*Problem to solve:* Select each line where the word "screenshot" appears.

## Start Records provided

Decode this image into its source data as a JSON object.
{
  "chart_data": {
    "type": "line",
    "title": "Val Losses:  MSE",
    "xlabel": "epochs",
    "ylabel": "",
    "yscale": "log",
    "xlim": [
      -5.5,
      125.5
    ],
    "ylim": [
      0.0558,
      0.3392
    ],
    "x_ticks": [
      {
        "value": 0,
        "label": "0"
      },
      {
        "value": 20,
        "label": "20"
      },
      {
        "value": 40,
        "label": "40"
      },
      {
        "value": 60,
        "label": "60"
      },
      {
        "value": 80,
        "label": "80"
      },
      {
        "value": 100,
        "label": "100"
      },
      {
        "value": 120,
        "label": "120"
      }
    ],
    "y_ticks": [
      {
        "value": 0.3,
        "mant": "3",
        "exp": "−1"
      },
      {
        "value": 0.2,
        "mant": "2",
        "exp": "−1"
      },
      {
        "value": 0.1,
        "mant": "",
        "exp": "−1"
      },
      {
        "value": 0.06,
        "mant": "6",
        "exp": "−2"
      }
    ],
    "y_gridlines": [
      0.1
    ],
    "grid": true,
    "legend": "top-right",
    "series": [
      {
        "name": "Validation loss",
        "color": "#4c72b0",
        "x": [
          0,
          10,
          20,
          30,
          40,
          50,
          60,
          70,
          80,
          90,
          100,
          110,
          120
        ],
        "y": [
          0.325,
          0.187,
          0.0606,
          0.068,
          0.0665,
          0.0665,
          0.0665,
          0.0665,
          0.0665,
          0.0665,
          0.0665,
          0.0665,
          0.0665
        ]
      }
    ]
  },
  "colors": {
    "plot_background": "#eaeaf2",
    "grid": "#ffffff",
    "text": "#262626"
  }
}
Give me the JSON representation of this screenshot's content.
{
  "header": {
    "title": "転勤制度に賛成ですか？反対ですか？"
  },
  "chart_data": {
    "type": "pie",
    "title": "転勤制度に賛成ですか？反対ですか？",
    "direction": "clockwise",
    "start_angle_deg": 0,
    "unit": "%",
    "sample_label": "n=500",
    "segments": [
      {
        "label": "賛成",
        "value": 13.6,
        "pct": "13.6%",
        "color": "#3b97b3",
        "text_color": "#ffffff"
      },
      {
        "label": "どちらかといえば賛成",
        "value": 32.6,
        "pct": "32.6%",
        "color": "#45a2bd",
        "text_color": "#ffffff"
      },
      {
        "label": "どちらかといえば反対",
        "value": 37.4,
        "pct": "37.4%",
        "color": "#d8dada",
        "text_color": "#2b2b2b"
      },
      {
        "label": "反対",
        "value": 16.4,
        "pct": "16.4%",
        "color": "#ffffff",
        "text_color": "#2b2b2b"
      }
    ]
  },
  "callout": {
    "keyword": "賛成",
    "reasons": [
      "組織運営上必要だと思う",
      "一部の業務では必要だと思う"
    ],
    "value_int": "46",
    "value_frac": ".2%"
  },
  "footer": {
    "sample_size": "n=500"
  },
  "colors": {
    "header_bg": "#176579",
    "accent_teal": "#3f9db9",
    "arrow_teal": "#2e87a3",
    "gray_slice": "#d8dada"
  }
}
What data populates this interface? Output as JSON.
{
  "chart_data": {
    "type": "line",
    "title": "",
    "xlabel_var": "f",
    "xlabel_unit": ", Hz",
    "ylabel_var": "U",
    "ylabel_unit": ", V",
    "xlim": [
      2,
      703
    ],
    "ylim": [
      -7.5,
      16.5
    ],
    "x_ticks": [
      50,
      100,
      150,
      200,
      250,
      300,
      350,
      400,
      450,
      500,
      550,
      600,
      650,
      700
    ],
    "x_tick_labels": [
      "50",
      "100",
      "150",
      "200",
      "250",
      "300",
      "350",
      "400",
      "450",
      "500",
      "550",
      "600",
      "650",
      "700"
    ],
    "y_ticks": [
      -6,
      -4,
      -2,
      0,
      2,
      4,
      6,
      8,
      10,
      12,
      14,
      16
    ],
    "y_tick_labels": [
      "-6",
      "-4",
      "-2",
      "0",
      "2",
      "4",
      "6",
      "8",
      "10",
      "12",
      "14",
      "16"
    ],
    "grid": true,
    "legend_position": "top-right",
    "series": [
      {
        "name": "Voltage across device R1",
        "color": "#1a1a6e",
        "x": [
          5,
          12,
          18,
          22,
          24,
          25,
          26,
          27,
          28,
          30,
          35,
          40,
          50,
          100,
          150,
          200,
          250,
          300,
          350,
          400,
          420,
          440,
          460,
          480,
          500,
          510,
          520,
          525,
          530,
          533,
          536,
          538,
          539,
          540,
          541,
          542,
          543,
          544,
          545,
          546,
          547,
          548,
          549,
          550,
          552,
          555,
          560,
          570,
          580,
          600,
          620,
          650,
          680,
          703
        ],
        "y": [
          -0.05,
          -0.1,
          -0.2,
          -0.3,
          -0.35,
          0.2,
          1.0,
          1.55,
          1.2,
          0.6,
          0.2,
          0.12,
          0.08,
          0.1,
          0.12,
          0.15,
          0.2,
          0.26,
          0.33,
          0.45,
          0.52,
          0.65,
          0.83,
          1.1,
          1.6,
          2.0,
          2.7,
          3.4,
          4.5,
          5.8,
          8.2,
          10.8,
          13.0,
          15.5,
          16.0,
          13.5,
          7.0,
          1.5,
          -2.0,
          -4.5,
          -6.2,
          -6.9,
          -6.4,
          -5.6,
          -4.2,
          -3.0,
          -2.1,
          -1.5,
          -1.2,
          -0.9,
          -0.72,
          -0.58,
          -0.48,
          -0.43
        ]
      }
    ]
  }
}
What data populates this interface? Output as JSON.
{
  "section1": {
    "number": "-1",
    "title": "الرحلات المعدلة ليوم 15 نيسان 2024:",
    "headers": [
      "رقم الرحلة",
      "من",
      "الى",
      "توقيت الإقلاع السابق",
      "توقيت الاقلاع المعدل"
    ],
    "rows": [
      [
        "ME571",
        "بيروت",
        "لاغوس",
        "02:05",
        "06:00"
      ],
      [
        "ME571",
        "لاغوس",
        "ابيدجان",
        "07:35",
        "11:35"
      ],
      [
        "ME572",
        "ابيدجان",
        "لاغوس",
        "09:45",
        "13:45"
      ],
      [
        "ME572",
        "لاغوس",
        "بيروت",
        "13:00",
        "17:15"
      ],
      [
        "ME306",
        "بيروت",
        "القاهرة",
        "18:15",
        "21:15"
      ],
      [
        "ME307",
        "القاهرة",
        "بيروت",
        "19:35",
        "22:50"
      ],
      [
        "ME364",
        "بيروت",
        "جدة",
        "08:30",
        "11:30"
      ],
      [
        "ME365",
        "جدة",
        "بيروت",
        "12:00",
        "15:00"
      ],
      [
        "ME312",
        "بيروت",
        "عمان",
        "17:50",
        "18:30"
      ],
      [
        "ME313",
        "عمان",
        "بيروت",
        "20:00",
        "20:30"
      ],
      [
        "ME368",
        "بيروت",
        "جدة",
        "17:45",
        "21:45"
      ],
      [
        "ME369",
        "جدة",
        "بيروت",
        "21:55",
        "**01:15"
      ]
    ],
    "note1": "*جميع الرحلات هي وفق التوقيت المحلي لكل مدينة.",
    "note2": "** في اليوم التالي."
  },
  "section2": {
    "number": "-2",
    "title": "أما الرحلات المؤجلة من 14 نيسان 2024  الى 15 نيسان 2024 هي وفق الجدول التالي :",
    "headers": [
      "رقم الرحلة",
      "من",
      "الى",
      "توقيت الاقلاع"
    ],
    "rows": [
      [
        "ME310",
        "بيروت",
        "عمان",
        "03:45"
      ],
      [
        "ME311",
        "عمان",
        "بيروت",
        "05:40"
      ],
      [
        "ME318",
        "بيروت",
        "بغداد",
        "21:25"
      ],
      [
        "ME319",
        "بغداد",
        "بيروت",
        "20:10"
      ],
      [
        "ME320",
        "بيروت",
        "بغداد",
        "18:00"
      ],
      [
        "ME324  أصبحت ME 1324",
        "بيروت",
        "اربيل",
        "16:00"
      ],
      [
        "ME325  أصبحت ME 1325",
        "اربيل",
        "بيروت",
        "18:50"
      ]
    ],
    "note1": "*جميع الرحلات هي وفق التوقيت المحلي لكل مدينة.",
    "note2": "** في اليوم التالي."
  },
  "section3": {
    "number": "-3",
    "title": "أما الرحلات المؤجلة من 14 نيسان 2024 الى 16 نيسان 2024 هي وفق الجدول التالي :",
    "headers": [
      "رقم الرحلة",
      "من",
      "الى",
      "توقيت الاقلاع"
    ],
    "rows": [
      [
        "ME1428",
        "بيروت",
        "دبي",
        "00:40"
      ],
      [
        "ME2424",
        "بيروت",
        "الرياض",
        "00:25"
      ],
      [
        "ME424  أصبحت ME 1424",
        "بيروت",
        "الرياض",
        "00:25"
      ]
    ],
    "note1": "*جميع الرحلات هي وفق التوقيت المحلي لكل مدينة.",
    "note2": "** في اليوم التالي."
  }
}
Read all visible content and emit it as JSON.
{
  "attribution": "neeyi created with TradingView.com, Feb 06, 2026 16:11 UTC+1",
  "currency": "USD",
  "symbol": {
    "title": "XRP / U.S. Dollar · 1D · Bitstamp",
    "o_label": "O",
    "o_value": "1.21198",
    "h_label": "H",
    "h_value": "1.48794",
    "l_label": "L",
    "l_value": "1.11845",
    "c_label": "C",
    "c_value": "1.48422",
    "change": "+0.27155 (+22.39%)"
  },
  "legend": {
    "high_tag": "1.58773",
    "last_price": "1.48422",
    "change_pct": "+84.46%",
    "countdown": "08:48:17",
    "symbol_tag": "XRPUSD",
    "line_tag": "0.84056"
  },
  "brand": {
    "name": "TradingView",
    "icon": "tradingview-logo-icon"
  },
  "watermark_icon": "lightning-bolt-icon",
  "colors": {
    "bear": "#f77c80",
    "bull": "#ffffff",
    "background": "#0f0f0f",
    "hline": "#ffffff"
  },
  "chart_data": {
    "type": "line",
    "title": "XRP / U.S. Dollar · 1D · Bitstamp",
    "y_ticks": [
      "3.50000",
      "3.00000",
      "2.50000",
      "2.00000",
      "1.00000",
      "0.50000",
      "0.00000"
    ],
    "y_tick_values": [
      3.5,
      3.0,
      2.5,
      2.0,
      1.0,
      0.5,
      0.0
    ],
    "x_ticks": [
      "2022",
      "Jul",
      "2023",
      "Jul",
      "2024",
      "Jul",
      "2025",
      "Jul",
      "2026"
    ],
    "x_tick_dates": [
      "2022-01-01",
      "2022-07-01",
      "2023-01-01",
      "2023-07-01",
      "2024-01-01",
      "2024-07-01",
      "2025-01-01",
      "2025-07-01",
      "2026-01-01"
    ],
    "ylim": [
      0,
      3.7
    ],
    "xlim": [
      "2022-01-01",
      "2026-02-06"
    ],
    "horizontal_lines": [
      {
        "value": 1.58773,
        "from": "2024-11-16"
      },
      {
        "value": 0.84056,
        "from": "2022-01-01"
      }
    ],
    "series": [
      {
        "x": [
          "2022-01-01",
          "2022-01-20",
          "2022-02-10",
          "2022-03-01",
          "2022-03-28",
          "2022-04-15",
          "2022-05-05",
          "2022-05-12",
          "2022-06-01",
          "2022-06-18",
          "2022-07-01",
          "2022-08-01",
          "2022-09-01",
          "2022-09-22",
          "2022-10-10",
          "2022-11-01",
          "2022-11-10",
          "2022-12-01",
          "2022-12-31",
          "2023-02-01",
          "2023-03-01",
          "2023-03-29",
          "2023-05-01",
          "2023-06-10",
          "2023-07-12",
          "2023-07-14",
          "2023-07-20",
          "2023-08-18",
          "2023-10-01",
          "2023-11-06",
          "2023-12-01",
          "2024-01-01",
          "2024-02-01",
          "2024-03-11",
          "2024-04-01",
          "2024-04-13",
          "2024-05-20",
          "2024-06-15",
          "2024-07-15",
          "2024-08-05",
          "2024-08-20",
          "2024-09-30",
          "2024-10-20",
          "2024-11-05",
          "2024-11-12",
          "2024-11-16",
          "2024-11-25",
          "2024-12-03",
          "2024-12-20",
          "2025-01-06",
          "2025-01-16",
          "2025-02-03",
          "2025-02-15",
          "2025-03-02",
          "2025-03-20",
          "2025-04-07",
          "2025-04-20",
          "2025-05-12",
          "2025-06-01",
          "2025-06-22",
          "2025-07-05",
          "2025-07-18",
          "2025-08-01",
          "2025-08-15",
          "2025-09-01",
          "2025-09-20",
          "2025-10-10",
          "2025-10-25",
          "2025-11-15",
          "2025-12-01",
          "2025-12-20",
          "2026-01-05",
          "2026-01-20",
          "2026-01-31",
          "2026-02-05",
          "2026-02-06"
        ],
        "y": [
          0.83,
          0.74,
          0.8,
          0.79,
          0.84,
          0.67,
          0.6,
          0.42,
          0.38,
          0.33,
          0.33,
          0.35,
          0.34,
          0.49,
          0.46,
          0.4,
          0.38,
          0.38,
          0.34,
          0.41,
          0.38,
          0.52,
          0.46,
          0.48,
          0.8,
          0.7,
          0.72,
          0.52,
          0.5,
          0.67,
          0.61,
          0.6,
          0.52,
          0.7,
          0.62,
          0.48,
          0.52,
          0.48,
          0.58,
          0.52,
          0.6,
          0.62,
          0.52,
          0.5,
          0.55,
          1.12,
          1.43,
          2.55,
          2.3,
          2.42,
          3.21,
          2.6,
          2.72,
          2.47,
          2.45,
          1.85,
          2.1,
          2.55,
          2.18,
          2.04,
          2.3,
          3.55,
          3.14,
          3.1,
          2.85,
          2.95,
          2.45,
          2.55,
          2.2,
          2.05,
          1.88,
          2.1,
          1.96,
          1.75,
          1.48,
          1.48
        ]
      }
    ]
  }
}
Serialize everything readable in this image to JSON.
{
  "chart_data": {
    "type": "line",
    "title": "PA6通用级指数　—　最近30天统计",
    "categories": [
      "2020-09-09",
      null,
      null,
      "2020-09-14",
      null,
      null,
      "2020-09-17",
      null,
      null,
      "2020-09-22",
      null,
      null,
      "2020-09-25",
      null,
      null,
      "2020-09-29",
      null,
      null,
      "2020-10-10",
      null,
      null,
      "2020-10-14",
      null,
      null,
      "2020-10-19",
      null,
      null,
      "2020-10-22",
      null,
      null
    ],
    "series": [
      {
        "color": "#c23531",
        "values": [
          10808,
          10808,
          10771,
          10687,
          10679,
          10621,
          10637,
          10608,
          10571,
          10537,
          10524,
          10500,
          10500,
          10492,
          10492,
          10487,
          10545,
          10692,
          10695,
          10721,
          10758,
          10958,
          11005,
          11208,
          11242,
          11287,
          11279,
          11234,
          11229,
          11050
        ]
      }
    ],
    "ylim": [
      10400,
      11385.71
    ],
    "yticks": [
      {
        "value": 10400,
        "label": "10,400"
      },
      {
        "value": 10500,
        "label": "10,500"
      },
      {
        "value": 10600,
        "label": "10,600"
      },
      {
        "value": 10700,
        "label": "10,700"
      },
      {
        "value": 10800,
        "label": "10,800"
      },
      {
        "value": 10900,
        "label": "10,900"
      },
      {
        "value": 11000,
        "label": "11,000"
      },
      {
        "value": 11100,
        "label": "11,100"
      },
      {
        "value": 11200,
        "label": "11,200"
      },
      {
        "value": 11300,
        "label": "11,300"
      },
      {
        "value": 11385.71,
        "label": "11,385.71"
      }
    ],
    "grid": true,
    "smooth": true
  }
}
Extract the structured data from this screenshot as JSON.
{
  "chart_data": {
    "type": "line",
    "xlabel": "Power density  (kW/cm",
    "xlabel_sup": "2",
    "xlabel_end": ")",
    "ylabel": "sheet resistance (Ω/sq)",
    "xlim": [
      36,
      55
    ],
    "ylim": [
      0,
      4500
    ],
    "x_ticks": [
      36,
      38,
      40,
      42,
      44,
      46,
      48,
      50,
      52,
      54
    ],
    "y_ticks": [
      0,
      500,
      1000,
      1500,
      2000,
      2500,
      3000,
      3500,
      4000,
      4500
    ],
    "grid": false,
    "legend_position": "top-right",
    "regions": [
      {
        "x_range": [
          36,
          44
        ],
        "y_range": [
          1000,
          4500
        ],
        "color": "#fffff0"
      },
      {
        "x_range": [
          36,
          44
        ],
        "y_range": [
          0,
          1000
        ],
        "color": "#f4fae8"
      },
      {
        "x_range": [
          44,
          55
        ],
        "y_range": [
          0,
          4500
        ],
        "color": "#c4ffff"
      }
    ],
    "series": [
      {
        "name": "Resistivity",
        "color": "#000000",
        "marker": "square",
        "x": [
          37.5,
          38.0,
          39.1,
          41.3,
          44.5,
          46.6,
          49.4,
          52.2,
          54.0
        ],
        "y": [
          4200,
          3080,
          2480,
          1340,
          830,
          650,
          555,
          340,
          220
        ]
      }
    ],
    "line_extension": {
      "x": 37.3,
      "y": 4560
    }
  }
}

## End Records provided

*Response to this exercise:*
Give me the JSON representation of this screenshot's content.
Extract the structured data from this screenshot as JSON.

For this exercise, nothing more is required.